PROBLEM DESCRIPTION:
For the copy, please give all of the data again exactly and leave the pictures out.

DATASET ROWS:

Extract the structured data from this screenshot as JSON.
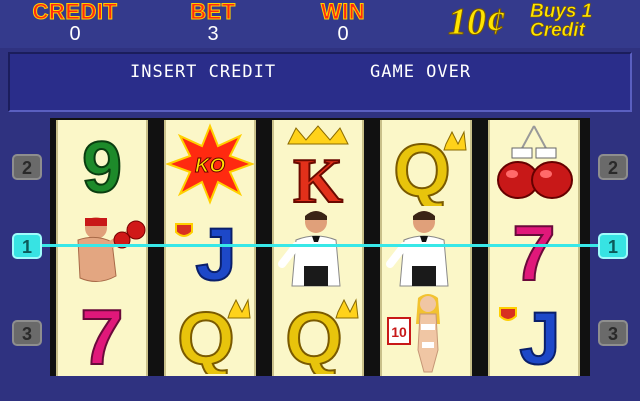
{
  "meters": {
    "credit_label": "CREDIT",
    "credit_value": "0",
    "bet_label": "BET",
    "bet_value": "3",
    "win_label": "WIN",
    "win_value": "0"
  },
  "denomination": {
    "amount": "10¢",
    "text_line1": "Buys 1",
    "text_line2": "Credit"
  },
  "messages": {
    "insert": "INSERT CREDIT",
    "status": "GAME OVER"
  },
  "paylines": {
    "left": [
      "2",
      "1",
      "3"
    ],
    "right": [
      "2",
      "1",
      "3"
    ],
    "active": "1"
  },
  "reels": [
    [
      "nine",
      "boxer",
      "seven"
    ],
    [
      "ko-burst",
      "jack",
      "queen"
    ],
    [
      "king",
      "referee",
      "queen"
    ],
    [
      "queen",
      "referee",
      "ring-girl"
    ],
    [
      "boxing-gloves",
      "seven",
      "jack"
    ]
  ],
  "symbol_text": {
    "nine": "9",
    "seven": "7",
    "jack": "J",
    "queen": "Q",
    "king": "K",
    "ko": "KO",
    "ring_card": "10"
  },
  "colors": {
    "accent_cyan": "#37e3e3",
    "panel_blue": "#2f3280",
    "reel_bg": "#fbf7c8"
  }
}
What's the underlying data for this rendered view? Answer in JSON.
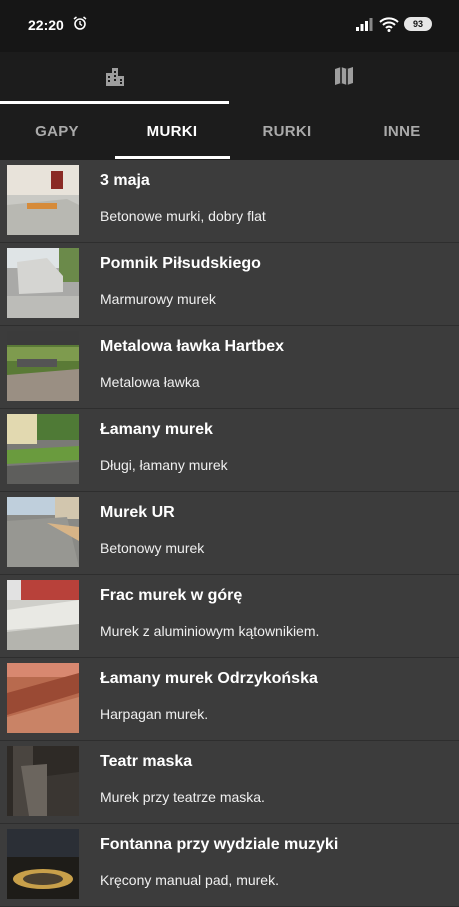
{
  "status_bar": {
    "time": "22:20",
    "battery": "93"
  },
  "top_tabs": [
    {
      "icon": "city-icon"
    },
    {
      "icon": "map-icon"
    }
  ],
  "sub_tabs": [
    "GAPY",
    "MURKI",
    "RURKI",
    "INNE"
  ],
  "active_sub_tab": "MURKI",
  "spots": [
    {
      "title": "3 maja",
      "description": "Betonowe murki, dobry flat"
    },
    {
      "title": "Pomnik Piłsudskiego",
      "description": "Marmurowy murek"
    },
    {
      "title": "Metalowa ławka Hartbex",
      "description": "Metalowa ławka"
    },
    {
      "title": "Łamany murek",
      "description": "Długi, łamany murek"
    },
    {
      "title": "Murek UR",
      "description": "Betonowy murek"
    },
    {
      "title": "Frac murek w górę",
      "description": "Murek z aluminiowym kątownikiem."
    },
    {
      "title": "Łamany murek Odrzykońska",
      "description": "Harpagan murek."
    },
    {
      "title": "Teatr maska",
      "description": "Murek przy teatrze maska."
    },
    {
      "title": "Fontanna przy wydziale muzyki",
      "description": "Kręcony manual pad, murek."
    }
  ]
}
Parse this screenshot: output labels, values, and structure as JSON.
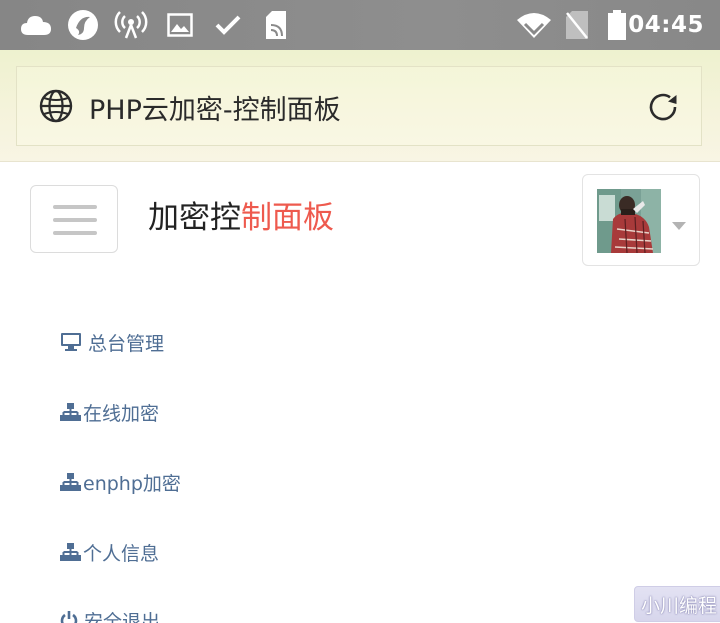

SOLUTION FOR THIS TASK:
Extract the structured data from this screenshot as JSON.
{
  "meters": {
    "credit_label": "CREDIT",
    "credit_value": "0",
    "bet_label": "BET",
    "bet_value": "3",
    "win_label": "WIN",
    "win_value": "0"
  },
  "denomination": {
    "amount": "10¢",
    "text_line1": "Buys 1",
    "text_line2": "Credit"
  },
  "messages": {
    "insert": "INSERT CREDIT",
    "status": "GAME OVER"
  },
  "paylines": {
    "left": [
      "2",
      "1",
      "3"
    ],
    "right": [
      "2",
      "1",
      "3"
    ],
    "active": "1"
  },
  "reels": [
    [
      "nine",
      "boxer",
      "seven"
    ],
    [
      "ko-burst",
      "jack",
      "queen"
    ],
    [
      "king",
      "referee",
      "queen"
    ],
    [
      "queen",
      "referee",
      "ring-girl"
    ],
    [
      "boxing-gloves",
      "seven",
      "jack"
    ]
  ],
  "symbol_text": {
    "nine": "9",
    "seven": "7",
    "jack": "J",
    "queen": "Q",
    "king": "K",
    "ko": "KO",
    "ring_card": "10"
  },
  "colors": {
    "accent_cyan": "#37e3e3",
    "panel_blue": "#2f3280",
    "reel_bg": "#fbf7c8"
  }
}
What's the underlying data for this rendered view? Answer in JSON.
{
  "status_bar": {
    "time": "22:20",
    "battery": "93"
  },
  "top_tabs": [
    {
      "icon": "city-icon"
    },
    {
      "icon": "map-icon"
    }
  ],
  "sub_tabs": [
    "GAPY",
    "MURKI",
    "RURKI",
    "INNE"
  ],
  "active_sub_tab": "MURKI",
  "spots": [
    {
      "title": "3 maja",
      "description": "Betonowe murki, dobry flat"
    },
    {
      "title": "Pomnik Piłsudskiego",
      "description": "Marmurowy murek"
    },
    {
      "title": "Metalowa ławka Hartbex",
      "description": "Metalowa ławka"
    },
    {
      "title": "Łamany murek",
      "description": "Długi, łamany murek"
    },
    {
      "title": "Murek UR",
      "description": "Betonowy murek"
    },
    {
      "title": "Frac murek w górę",
      "description": "Murek z aluminiowym kątownikiem."
    },
    {
      "title": "Łamany murek Odrzykońska",
      "description": "Harpagan murek."
    },
    {
      "title": "Teatr maska",
      "description": "Murek przy teatrze maska."
    },
    {
      "title": "Fontanna przy wydziale muzyki",
      "description": "Kręcony manual pad, murek."
    }
  ]
}
Parse this screenshot: output labels, values, and structure as JSON.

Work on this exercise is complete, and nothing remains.